Excerpt provided:
On Monday morning, the U.S. Supreme Court released its decision in the case of Utah v. Strieff, which deals with the Fourth Amendment right against unlawful police searches and seizures. Specifically, in 2006, Edward Strieff was stopped by police while walking to a convenience store in Utah. After the officer ran his identification and found an outstanding traffic warrant, Strieff was arrested and searched. The officer found methamphetamine and other drug paraphernalia on his person. On Monday, Justice Sonia Sotomayor dissented on the racialized violence of allowing police conduct of this kind.

The Supreme Court agreed to hear the state's petition on the case in October 2015, and has reviewed it since, offering an opinion on June 20, 2016. In a 5-3 decision, the Court sided with the state of Utah and claimed that the search was legal, even though the stop was not. In her dissent, Sotomayor offered important insights into the precedent this case would set for unlawful searches and seizures, and specifically the effects it would have on people of color, who are already disproportionate targets of policing in this country.

In a four-part dissent, Justices Sotomayor and Ruth Bader Ginsburg uncovered the ways in which police conduct would be illegal in such cases. They wrote, "When 'lawless police conduct' uncovers evidence of lawless civilian conduct, this Court has long required later criminal trials to exclude the illegally obtained evidence."

However, Ginsburg did not join in part IV, where Sotomayor touches on race. She wrote, "If the officer discovers a warrant for a fine you forgot to pay, courts will now excuse his illegal stop and will admit into evidence anything he happens to find by searching you after arresting you on the warrant."

Information supplied:
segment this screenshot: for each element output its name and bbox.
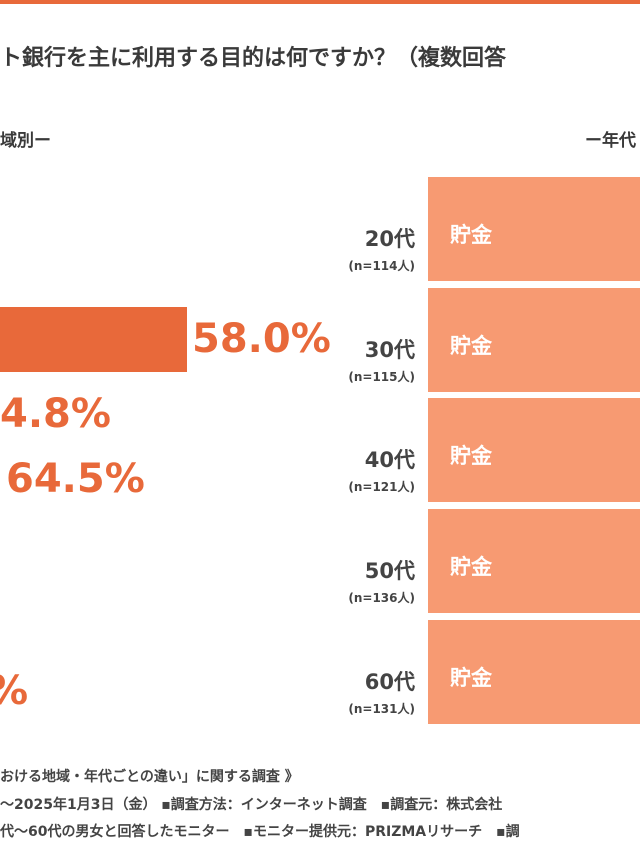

Requirement 1: For each statement, say whether it agrees with the Utah v. Strieff article, answering yes or no and quoting the deciding words of the article: (a) Strieff was stopped while driving to a convenience store. (b) The Court ruled 5-3 in favor of the state of Utah. (c) Ginsburg joined all four parts of the dissent.
Requirement 2: Translate this sentence from the Utah v. Strieff article into Spanish: "The officer found methamphetamine and other drug paraphernalia on his person."
Requirement 3: Carry on writing the Utah v. Strieff article from the point where it stops.
The material is separate from the Utah v. Strieff article.

Written answer 1:
(a) No: "stopped by police while walking to a convenience store in Utah."
(b) Yes: "In a 5-3 decision, the Court sided with the state of Utah."
(c) No: "Ginsburg did not join in part IV."

Written answer 2: El agente le encontró encima metanfetamina y otros utensilios para el consumo de drogas.

Written answer 3:
Perhaps the most important part of Sotomayor's dissent touches on the racial aspects of weakening the Fourth Amendment. In her dissent, in which she cites Michelle Alexander, Ta-Nehisi Coates, and James Baldwin — to name a few — the justice noted:

But it is no secret that people of color are disproportionate victims of this type of scrutiny ... For generations, black and brown parents have given their children "the talk" ...
By legitimizing the conduct that produces this double consciousness, this case tells everyone, white and black, guilty and innocent, that an officer can verify your legal status at any time. It says that your body is subject to invasion while courts excuse the violation of your rights. It implies that you are not a citizen of a democracy, but the subject of a carceral state, just waiting to be cataloged.
We must not pretend that the countless people who are routinely targeted by police are "isolated" ... Until their voices matter too, our justice system will continue to be anything but.
SAUL LOEB/AFP/Getty Images

That this ruling comes from a justice of the highest Court is notable, especially considering the ways in which the legal system of the United States has too often marked black and brown bodies as criminal solely because of their race. The Counted, an investigation of police shootings by The Guardian, found that "Black Americans are more than twice as likely to be unarmed when killed during encounters with police as white people."

Black Americans also account for 1 million of the total 2.3 million people who are incarcerated in U.S. prisons, and are more likely than white people to be incarcerated for drug offenses. In 2011, 87 percent of arrests enforced by the NYPD's Stop and Frisk program were black and/or Latino.

Sotomayor's dissent is important. In a country whose legal system disproportionately targets black people, her words shine a light on the racial double standards of the U.S. justice system. You can read the full document here.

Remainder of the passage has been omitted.